Stored data:
----
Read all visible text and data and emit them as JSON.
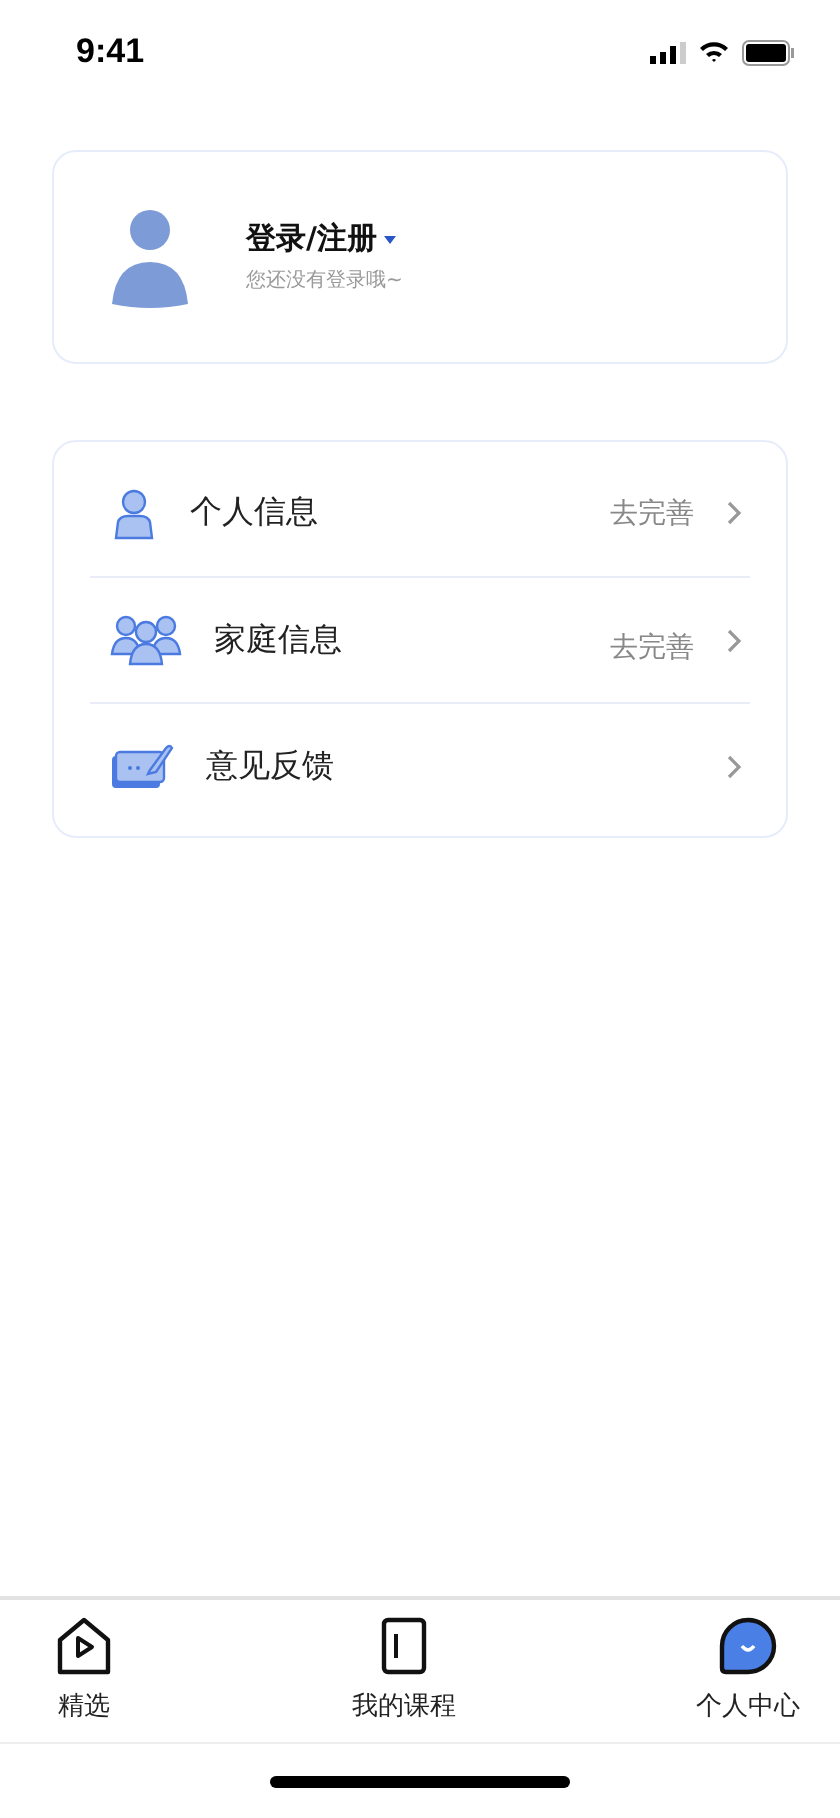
{
  "status_bar": {
    "time": "9:41"
  },
  "profile": {
    "title": "登录/注册",
    "subtitle": "您还没有登录哦~"
  },
  "menu": [
    {
      "label": "个人信息",
      "action": "去完善"
    },
    {
      "label": "家庭信息",
      "action": "去完善"
    },
    {
      "label": "意见反馈"
    }
  ],
  "tab_bar": [
    {
      "label": "精选",
      "selected": false
    },
    {
      "label": "我的课程",
      "selected": false
    },
    {
      "label": "个人中心",
      "selected": true
    }
  ]
}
----
What is needed:
Without the pictures, write out the whole listing above exactly as it appears.

The completed task:
Read all visible text and data and emit them as JSON.
{
  "status_bar": {
    "time": "9:41"
  },
  "profile": {
    "title": "登录/注册",
    "subtitle": "您还没有登录哦~"
  },
  "menu": [
    {
      "label": "个人信息",
      "action": "去完善"
    },
    {
      "label": "家庭信息",
      "action": "去完善"
    },
    {
      "label": "意见反馈"
    }
  ],
  "tab_bar": [
    {
      "label": "精选",
      "selected": false
    },
    {
      "label": "我的课程",
      "selected": false
    },
    {
      "label": "个人中心",
      "selected": true
    }
  ]
}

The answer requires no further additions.